Records from a data source

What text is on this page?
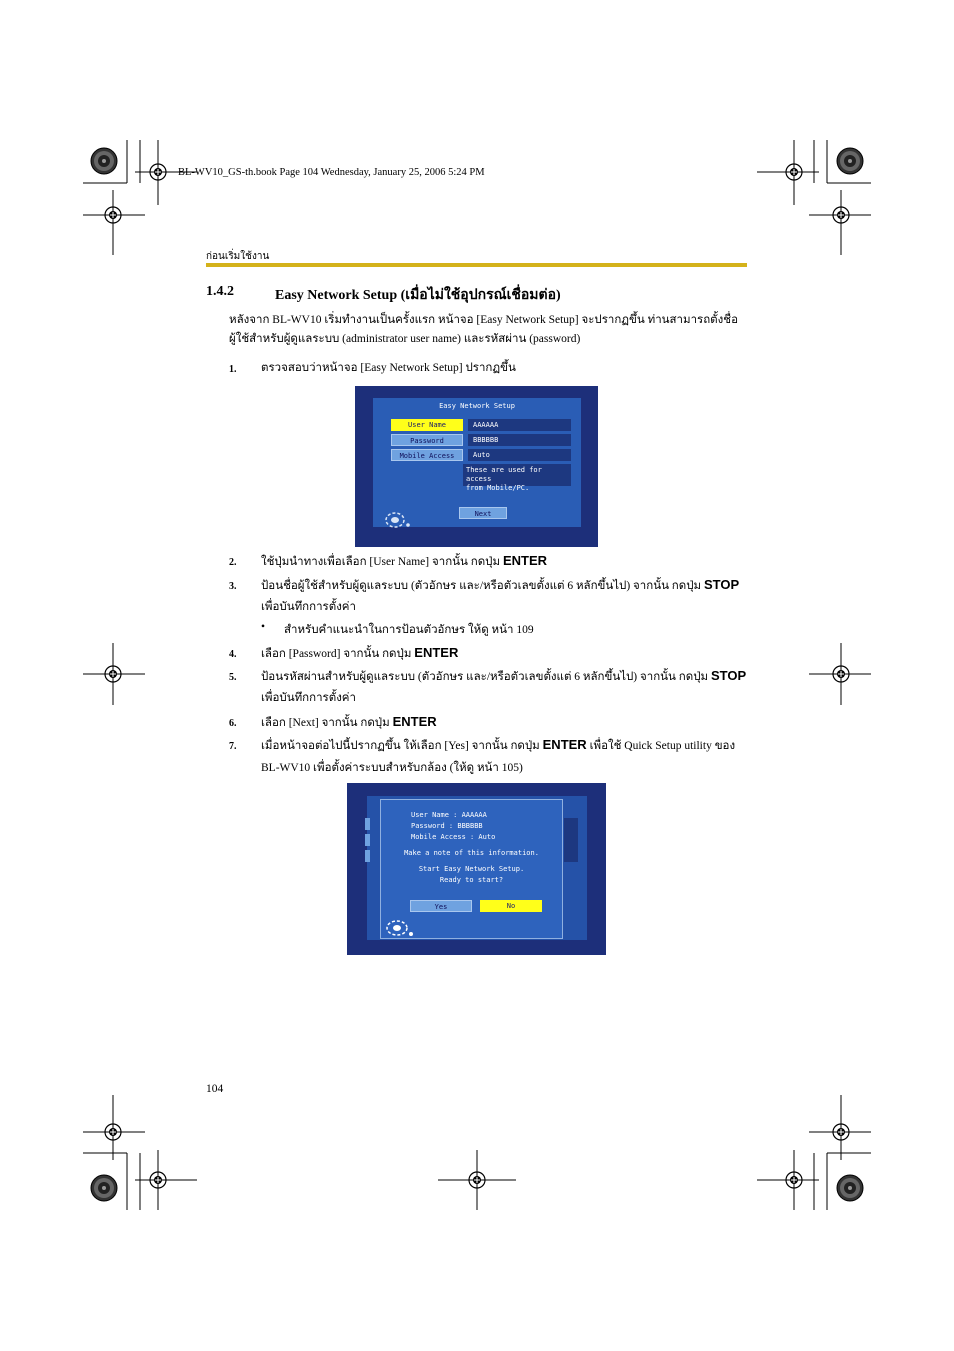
BL-WV10_GS-th.book Page 104 Wednesday, January 25, 2006 5:24 PM
ก่อนเริ่มใช้งาน
1.4.2	Easy Network Setup (เมื่อไม่ใช้อุปกรณ์เชื่อมต่อ)
หลังจาก BL-WV10 เริ่มทำงานเป็นครั้งแรก หน้าจอ [Easy Network Setup] จะปรากฏขึ้น ท่านสามารถตั้งชื่อ
ผู้ใช้สำหรับผู้ดูแลระบบ (administrator user name) และรหัสผ่าน (password)
1. ตรวจสอบว่าหน้าจอ [Easy Network Setup] ปรากฏขึ้น
Easy Network Setup
User Name	AAAAAA
Password	BBBBBB
Mobile Access	Auto
These are used for access
from Mobile/PC.
Next
2. ใช้ปุ่มนำทางเพื่อเลือก [User Name] จากนั้น กดปุ่ม ENTER
3. ป้อนชื่อผู้ใช้สำหรับผู้ดูแลระบบ (ตัวอักษร และ/หรือตัวเลขตั้งแต่ 6 หลักขึ้นไป) จากนั้น กดปุ่ม STOP
เพื่อบันทึกการตั้งค่า
• สำหรับคำแนะนำในการป้อนตัวอักษร ให้ดู หน้า 109
4. เลือก [Password] จากนั้น กดปุ่ม ENTER
5. ป้อนรหัสผ่านสำหรับผู้ดูแลระบบ (ตัวอักษร และ/หรือตัวเลขตั้งแต่ 6 หลักขึ้นไป) จากนั้น กดปุ่ม STOP
เพื่อบันทึกการตั้งค่า
6. เลือก [Next] จากนั้น กดปุ่ม ENTER
7. เมื่อหน้าจอต่อไปนี้ปรากฏขึ้น ให้เลือก [Yes] จากนั้น กดปุ่ม ENTER เพื่อใช้ Quick Setup utility ของ
BL-WV10 เพื่อตั้งค่าระบบสำหรับกล้อง (ให้ดู หน้า 105)
User Name : AAAAAA
Password : BBBBBB
Mobile Access : Auto
Make a note of this information.
Start Easy Network Setup.
Ready to start?
Yes	No
104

Aim
List every line in the records above that contains the word "จากน".

Task result
2. ใช้ปุ่มนำทางเพื่อเลือก [User Name] จากนั้น กดปุ่ม ENTER
3. ป้อนชื่อผู้ใช้สำหรับผู้ดูแลระบบ (ตัวอักษร และ/หรือตัวเลขตั้งแต่ 6 หลักขึ้นไป) จากนั้น กดปุ่ม STOP
4. เลือก [Password] จากนั้น กดปุ่ม ENTER
5. ป้อนรหัสผ่านสำหรับผู้ดูแลระบบ (ตัวอักษร และ/หรือตัวเลขตั้งแต่ 6 หลักขึ้นไป) จากนั้น กดปุ่ม STOP
6. เลือก [Next] จากนั้น กดปุ่ม ENTER
7. เมื่อหน้าจอต่อไปนี้ปรากฏขึ้น ให้เลือก [Yes] จากนั้น กดปุ่ม ENTER เพื่อใช้ Quick Setup utility ของ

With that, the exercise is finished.